• Supplied data:
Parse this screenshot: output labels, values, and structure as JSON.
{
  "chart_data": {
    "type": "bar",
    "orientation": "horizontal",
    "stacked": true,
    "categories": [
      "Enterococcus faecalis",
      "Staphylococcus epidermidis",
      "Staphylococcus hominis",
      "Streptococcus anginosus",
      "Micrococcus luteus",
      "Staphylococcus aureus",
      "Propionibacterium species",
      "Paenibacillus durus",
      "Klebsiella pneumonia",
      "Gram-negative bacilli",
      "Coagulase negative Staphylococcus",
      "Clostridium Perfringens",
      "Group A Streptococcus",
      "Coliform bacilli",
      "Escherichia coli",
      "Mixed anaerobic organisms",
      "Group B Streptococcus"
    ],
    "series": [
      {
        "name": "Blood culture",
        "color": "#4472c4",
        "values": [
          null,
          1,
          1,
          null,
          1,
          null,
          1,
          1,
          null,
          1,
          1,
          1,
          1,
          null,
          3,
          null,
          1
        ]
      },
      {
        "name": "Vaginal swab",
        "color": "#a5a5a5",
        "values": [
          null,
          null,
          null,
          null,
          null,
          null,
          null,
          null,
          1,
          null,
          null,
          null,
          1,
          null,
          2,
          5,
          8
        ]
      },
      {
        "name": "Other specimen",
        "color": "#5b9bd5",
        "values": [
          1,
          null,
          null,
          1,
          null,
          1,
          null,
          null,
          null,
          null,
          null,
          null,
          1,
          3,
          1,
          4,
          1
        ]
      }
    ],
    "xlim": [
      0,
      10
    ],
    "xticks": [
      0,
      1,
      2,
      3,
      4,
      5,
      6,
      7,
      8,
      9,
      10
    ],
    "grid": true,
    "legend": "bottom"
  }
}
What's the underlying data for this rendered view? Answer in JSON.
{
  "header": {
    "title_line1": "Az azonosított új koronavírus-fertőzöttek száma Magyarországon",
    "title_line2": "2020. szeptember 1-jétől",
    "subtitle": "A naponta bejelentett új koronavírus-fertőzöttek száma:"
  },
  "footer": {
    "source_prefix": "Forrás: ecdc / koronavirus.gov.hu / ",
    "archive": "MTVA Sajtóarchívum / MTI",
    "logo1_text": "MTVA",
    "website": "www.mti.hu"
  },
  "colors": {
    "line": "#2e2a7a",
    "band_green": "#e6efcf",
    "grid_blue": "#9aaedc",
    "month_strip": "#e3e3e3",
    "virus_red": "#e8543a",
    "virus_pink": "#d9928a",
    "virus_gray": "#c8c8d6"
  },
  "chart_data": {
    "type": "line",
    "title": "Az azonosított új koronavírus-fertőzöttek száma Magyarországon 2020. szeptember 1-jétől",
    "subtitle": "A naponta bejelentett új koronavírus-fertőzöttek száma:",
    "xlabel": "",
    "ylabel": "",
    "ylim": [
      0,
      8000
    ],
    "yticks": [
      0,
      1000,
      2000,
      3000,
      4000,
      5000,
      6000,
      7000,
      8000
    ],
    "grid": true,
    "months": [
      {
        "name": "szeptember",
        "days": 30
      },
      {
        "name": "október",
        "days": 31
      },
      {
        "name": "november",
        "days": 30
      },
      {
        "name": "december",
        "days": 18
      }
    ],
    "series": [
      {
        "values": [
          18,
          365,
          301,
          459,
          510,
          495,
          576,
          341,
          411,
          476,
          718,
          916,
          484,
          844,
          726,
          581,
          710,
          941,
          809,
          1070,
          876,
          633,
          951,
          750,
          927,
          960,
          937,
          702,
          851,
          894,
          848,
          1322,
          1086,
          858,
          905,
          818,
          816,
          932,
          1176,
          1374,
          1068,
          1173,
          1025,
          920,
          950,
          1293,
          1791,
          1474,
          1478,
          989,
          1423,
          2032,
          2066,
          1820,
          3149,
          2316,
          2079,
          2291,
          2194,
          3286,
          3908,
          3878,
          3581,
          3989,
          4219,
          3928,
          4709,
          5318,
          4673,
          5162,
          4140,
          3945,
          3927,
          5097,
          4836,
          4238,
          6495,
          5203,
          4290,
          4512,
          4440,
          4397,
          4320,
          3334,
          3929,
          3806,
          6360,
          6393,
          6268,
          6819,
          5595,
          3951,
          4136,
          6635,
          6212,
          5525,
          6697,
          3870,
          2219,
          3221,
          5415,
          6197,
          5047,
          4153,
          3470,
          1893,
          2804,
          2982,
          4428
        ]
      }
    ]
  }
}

• Exercise:
Copy whichever lines of the records above contain the word "Group".

• The answer:
      "Group A Streptococcus",
      "Group B Streptococcus"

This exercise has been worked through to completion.